### Data in this exercise

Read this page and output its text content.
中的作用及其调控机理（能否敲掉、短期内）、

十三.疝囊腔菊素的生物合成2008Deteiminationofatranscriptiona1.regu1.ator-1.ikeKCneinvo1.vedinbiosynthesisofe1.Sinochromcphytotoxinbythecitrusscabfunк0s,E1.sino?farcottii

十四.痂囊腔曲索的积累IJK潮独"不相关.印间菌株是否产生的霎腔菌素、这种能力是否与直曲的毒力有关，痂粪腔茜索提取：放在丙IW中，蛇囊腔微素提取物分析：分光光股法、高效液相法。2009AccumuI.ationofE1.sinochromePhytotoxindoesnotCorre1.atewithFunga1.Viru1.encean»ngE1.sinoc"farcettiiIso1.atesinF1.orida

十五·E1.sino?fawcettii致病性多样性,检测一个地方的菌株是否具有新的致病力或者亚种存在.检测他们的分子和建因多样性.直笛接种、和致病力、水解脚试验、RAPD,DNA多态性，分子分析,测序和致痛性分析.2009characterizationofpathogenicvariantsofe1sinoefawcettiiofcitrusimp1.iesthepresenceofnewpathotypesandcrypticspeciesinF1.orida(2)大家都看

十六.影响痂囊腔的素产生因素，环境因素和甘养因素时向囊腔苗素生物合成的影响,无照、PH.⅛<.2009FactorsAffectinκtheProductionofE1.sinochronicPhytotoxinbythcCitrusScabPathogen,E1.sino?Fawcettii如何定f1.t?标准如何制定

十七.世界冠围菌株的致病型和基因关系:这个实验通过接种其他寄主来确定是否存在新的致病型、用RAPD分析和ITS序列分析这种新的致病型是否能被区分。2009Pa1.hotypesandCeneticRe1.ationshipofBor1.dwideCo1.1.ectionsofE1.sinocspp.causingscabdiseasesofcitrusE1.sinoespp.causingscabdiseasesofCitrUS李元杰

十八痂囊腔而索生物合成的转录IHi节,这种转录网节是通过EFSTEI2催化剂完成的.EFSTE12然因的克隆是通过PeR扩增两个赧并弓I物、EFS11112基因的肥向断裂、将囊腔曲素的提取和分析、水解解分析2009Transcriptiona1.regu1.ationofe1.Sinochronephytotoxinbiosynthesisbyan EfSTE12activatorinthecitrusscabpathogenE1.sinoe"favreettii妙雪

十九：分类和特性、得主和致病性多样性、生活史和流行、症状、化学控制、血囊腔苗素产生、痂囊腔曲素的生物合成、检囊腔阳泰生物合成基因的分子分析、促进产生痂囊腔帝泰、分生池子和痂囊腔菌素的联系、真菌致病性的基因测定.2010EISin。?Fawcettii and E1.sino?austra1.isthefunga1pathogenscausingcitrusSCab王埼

### Work instruction
Determine how many lines of the material include the string "orida", and give only the resulting number.

### Answer space
2